* begin AVAILABLE DATA *
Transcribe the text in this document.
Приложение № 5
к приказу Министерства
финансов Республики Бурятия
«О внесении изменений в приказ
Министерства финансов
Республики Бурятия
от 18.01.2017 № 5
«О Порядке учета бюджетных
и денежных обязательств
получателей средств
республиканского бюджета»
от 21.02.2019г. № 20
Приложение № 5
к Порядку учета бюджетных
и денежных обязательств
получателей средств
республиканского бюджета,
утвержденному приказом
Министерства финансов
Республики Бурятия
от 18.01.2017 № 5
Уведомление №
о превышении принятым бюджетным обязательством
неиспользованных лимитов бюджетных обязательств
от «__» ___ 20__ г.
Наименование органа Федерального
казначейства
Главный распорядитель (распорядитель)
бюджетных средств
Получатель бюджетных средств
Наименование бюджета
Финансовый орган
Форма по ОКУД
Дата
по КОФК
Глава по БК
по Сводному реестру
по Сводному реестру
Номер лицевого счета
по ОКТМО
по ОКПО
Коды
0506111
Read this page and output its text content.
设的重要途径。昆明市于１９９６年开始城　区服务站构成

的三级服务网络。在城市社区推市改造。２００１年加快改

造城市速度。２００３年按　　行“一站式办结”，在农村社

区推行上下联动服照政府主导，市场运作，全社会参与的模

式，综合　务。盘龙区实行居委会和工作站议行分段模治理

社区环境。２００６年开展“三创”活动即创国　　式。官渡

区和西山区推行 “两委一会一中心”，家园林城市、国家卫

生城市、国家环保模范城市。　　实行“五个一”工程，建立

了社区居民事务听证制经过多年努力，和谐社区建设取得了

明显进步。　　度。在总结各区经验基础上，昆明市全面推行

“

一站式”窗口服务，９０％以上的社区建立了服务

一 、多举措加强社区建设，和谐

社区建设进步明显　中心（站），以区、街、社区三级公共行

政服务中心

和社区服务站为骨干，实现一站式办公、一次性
* end AVAILABLE DATA *
[PROBLEM TO SOLVE] Retype nothing except the lines from the line holding "Read this page and output its text content." through the last line of the entries, both included.

[PROBLEM SOLUTION]
Read this page and output its text content.
设的重要途径。昆明市于１９９６年开始城　区服务站构成

的三级服务网络。在城市社区推市改造。２００１年加快改

造城市速度。２００３年按　　行“一站式办结”，在农村社

区推行上下联动服照政府主导，市场运作，全社会参与的模

式，综合　务。盘龙区实行居委会和工作站议行分段模治理

社区环境。２００６年开展“三创”活动即创国　　式。官渡

区和西山区推行 “两委一会一中心”，家园林城市、国家卫

生城市、国家环保模范城市。　　实行“五个一”工程，建立

了社区居民事务听证制经过多年努力，和谐社区建设取得了

明显进步。　　度。在总结各区经验基础上，昆明市全面推行

“

一站式”窗口服务，９０％以上的社区建立了服务

一 、多举措加强社区建设，和谐

社区建设进步明显　中心（站），以区、街、社区三级公共行

政服务中心

和社区服务站为骨干，实现一站式办公、一次性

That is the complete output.